***** Material to process *****

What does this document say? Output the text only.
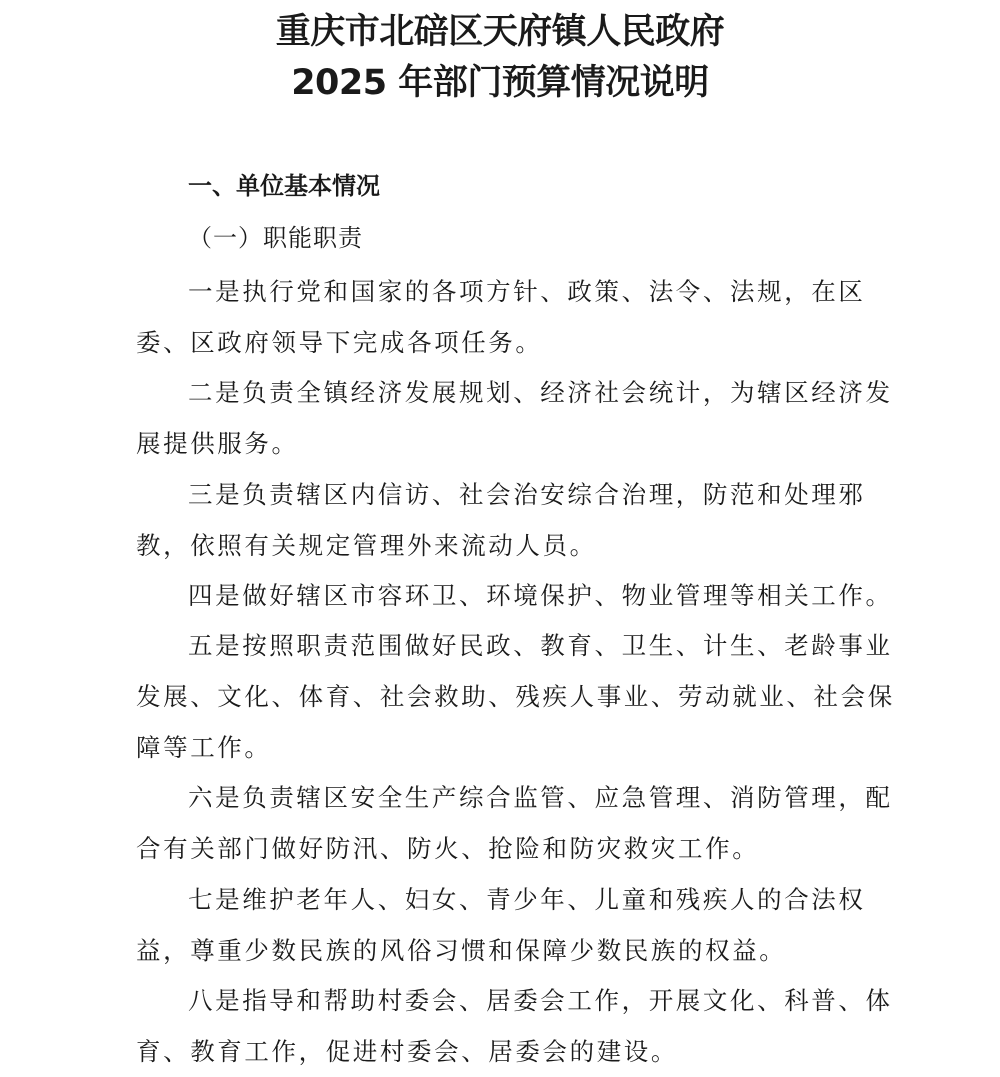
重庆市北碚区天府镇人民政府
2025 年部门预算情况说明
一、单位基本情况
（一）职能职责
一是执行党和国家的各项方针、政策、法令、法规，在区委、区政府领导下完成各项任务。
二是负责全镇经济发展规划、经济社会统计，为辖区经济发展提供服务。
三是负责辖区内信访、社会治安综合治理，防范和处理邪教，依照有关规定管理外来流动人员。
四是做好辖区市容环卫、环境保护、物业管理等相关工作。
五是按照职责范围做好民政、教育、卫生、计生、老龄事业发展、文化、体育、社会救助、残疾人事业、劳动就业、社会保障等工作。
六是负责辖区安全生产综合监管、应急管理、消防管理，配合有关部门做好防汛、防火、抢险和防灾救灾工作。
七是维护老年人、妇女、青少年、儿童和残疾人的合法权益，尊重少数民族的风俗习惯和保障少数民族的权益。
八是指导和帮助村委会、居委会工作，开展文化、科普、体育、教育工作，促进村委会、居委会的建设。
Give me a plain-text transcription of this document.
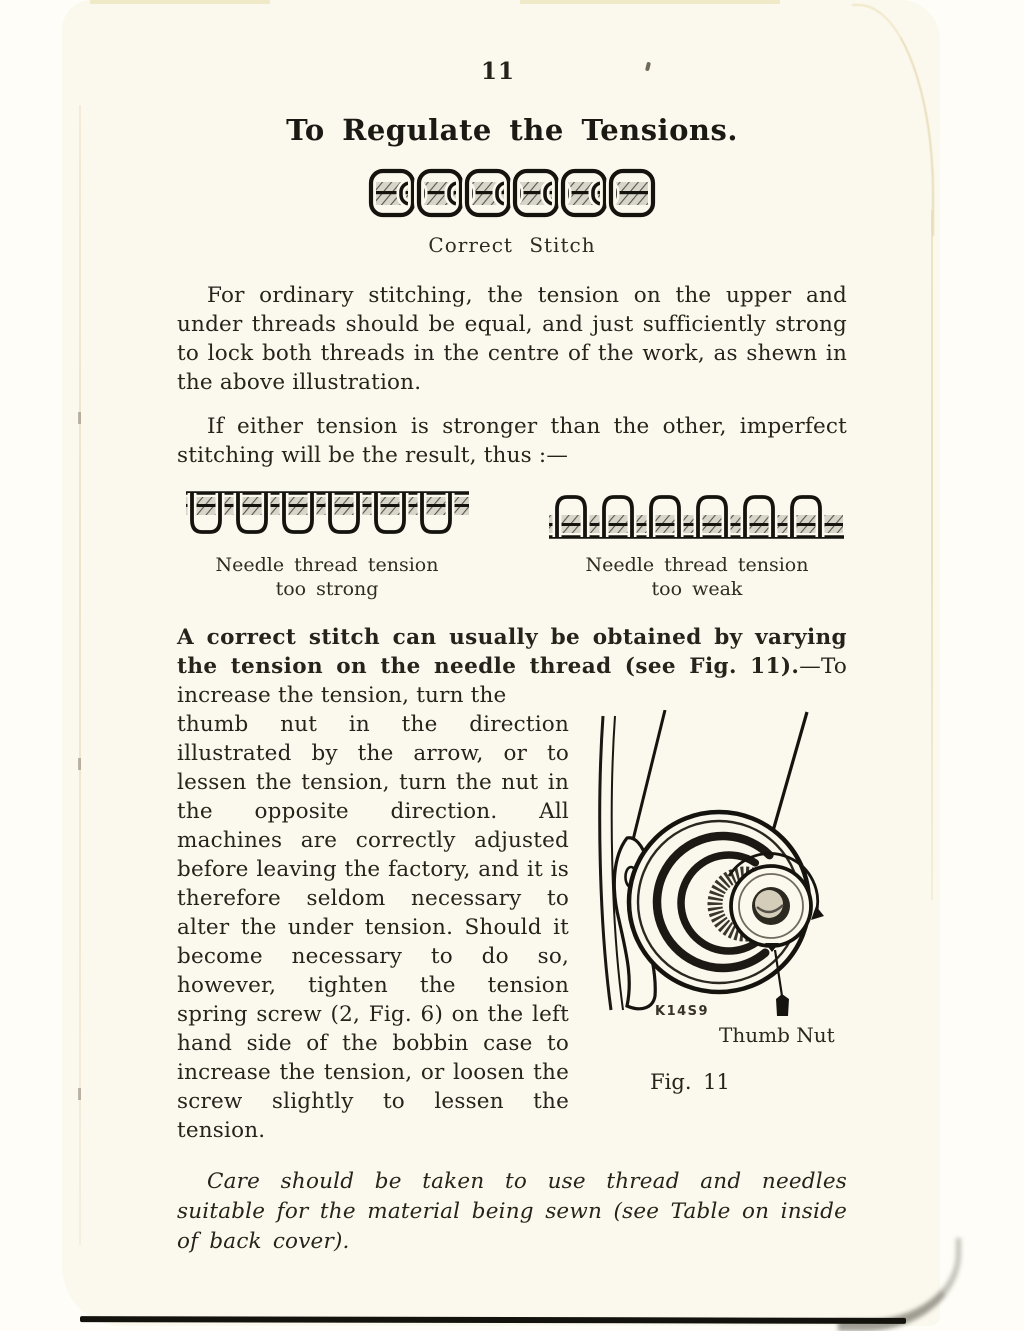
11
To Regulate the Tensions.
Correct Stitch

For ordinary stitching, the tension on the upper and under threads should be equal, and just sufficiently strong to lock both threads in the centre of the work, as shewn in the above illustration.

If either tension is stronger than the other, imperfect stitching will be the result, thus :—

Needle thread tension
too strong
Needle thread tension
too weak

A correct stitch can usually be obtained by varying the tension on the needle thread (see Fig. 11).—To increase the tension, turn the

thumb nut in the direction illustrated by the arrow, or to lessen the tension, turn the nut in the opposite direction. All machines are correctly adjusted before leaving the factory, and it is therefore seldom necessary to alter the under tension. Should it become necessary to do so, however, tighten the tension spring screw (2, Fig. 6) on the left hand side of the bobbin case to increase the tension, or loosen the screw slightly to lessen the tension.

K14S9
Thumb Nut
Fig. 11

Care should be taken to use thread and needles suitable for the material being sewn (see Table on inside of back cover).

*****
***** Material to process *****

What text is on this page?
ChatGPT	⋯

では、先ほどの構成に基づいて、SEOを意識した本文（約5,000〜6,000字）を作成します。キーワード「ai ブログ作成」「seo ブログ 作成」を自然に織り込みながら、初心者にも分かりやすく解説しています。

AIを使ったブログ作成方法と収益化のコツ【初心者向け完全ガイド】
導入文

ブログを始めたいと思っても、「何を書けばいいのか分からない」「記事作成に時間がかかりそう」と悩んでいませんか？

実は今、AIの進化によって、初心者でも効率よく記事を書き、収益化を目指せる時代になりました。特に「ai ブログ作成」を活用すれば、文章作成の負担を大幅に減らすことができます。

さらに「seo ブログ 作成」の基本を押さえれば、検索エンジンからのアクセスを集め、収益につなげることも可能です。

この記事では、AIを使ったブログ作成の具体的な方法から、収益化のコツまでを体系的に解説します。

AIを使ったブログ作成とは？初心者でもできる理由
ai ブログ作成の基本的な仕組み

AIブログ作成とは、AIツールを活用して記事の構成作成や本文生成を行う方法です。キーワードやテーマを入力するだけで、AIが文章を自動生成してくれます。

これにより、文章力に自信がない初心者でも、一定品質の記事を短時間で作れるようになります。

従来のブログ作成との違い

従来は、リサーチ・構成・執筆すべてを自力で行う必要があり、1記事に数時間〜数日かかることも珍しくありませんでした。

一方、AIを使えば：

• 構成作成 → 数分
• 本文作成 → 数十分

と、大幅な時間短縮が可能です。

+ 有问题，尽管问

*****

● Exercise task
Take each line containing the string "this" and copy it out.

● Exercise solution
What does this document say? Output the text only.
Give me a plain-text transcription of this document.
What text is on this page?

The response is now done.